● Short task: Find all lines in the records that include the word "认识一些蔬菜", and copy them out.

(Collected data)
- - -

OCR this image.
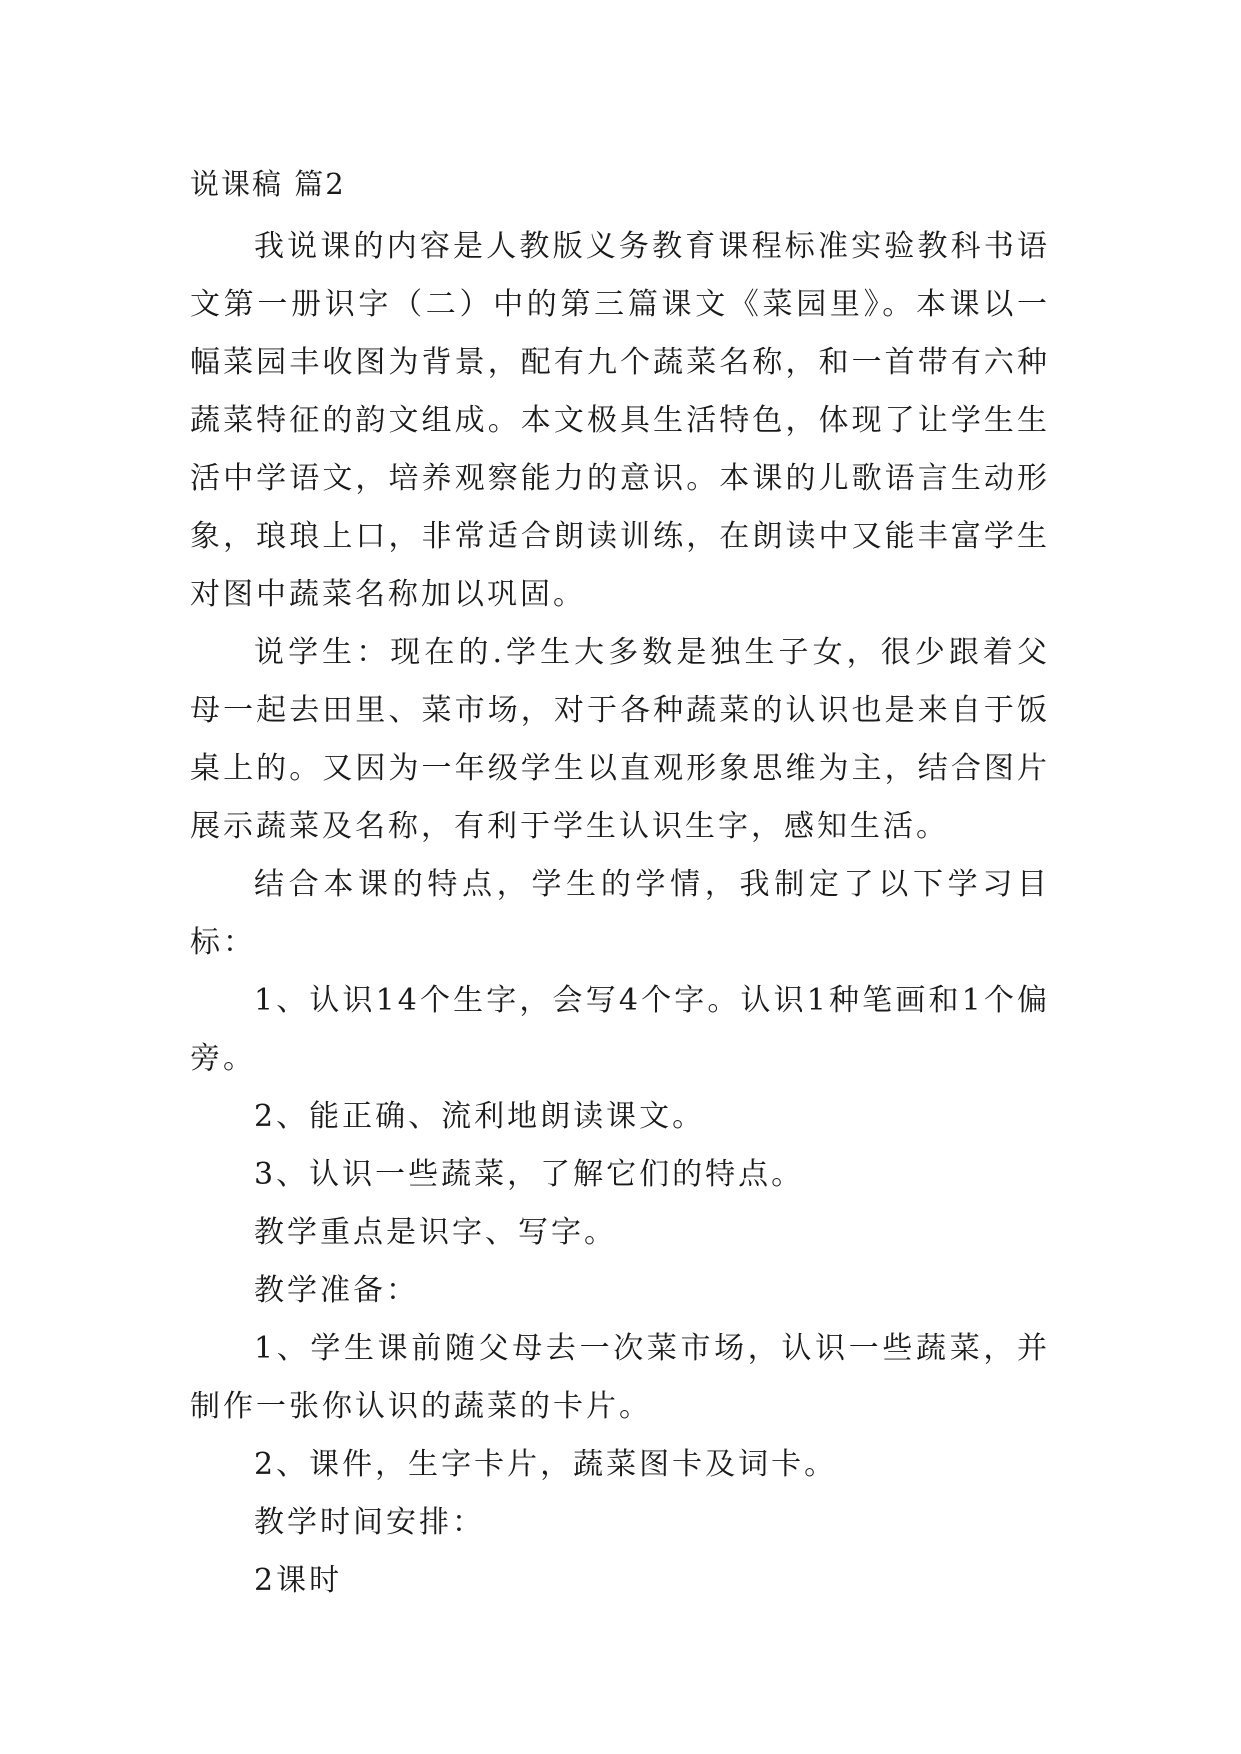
说课稿 篇2

我说课的内容是人教版义务教育课程标准实验教科书语文第一册识字（二）中的第三篇课文《菜园里》。本课以一幅菜园丰收图为背景，配有九个蔬菜名称，和一首带有六种蔬菜特征的韵文组成。本文极具生活特色，体现了让学生生活中学语文，培养观察能力的意识。本课的儿歌语言生动形象，琅琅上口，非常适合朗读训练，在朗读中又能丰富学生对图中蔬菜名称加以巩固。

说学生：现在的.学生大多数是独生子女，很少跟着父母一起去田里、菜市场，对于各种蔬菜的认识也是来自于饭桌上的。又因为一年级学生以直观形象思维为主，结合图片展示蔬菜及名称，有利于学生认识生字，感知生活。

结合本课的特点，学生的学情，我制定了以下学习目标：

1、认识14个生字，会写4个字。认识1种笔画和1个偏旁。

2、能正确、流利地朗读课文。

3、认识一些蔬菜，了解它们的特点。

教学重点是识字、写字。

教学准备：

1、学生课前随父母去一次菜市场，认识一些蔬菜，并制作一张你认识的蔬菜的卡片。

2、课件，生字卡片，蔬菜图卡及词卡。

教学时间安排：

2课时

- - -

● Solution for this task:
3、认识一些蔬菜，了解它们的特点。
1、学生课前随父母去一次菜市场，认识一些蔬菜，并制作一张你认识的蔬菜的卡片。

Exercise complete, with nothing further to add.